■ **What you need to do**
Please give the entries again in full and exactly, without any picture.

'''

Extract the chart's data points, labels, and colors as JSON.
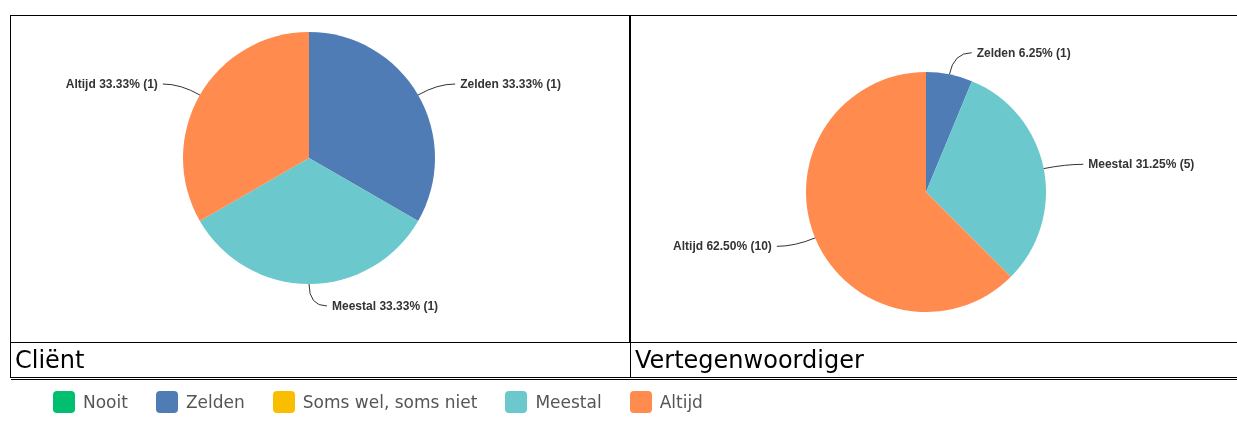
{
  "chart_data": [
    {
      "type": "pie",
      "title": "Cliënt",
      "categories": [
        "Nooit",
        "Zelden",
        "Soms wel, soms niet",
        "Meestal",
        "Altijd"
      ],
      "values": [
        0,
        33.33,
        0,
        33.33,
        33.33
      ],
      "colors": [
        "#00bf6f",
        "#507cb6",
        "#f9be00",
        "#6bc8cd",
        "#ff8b4f"
      ],
      "value_labels": [
        null,
        "33.33% (1)",
        null,
        "33.33% (1)",
        "33.33% (1)"
      ],
      "legend": "bottom"
    },
    {
      "type": "pie",
      "title": "Vertegenwoordiger",
      "categories": [
        "Zelden",
        "Meestal",
        "Altijd"
      ],
      "values": [
        6.25,
        31.25,
        62.5
      ],
      "colors": [
        "#507cb6",
        "#6bc8cd",
        "#ff8b4f"
      ],
      "value_labels": [
        "6.25% (1)",
        "31.25% (5)",
        "62.50% (10)"
      ]
    }
  ]
}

'''

■ **Solution for this task**
Extract the chart's data points, labels, and colors as JSON.
{
  "chart_data": [
    {
      "type": "pie",
      "title": "Cliënt",
      "categories": [
        "Nooit",
        "Zelden",
        "Soms wel, soms niet",
        "Meestal",
        "Altijd"
      ],
      "values": [
        0,
        33.33,
        0,
        33.33,
        33.33
      ],
      "colors": [
        "#00bf6f",
        "#507cb6",
        "#f9be00",
        "#6bc8cd",
        "#ff8b4f"
      ],
      "value_labels": [
        null,
        "33.33% (1)",
        null,
        "33.33% (1)",
        "33.33% (1)"
      ],
      "legend": "bottom"
    },
    {
      "type": "pie",
      "title": "Vertegenwoordiger",
      "categories": [
        "Zelden",
        "Meestal",
        "Altijd"
      ],
      "values": [
        6.25,
        31.25,
        62.5
      ],
      "colors": [
        "#507cb6",
        "#6bc8cd",
        "#ff8b4f"
      ],
      "value_labels": [
        "6.25% (1)",
        "31.25% (5)",
        "62.50% (10)"
      ]
    }
  ]
}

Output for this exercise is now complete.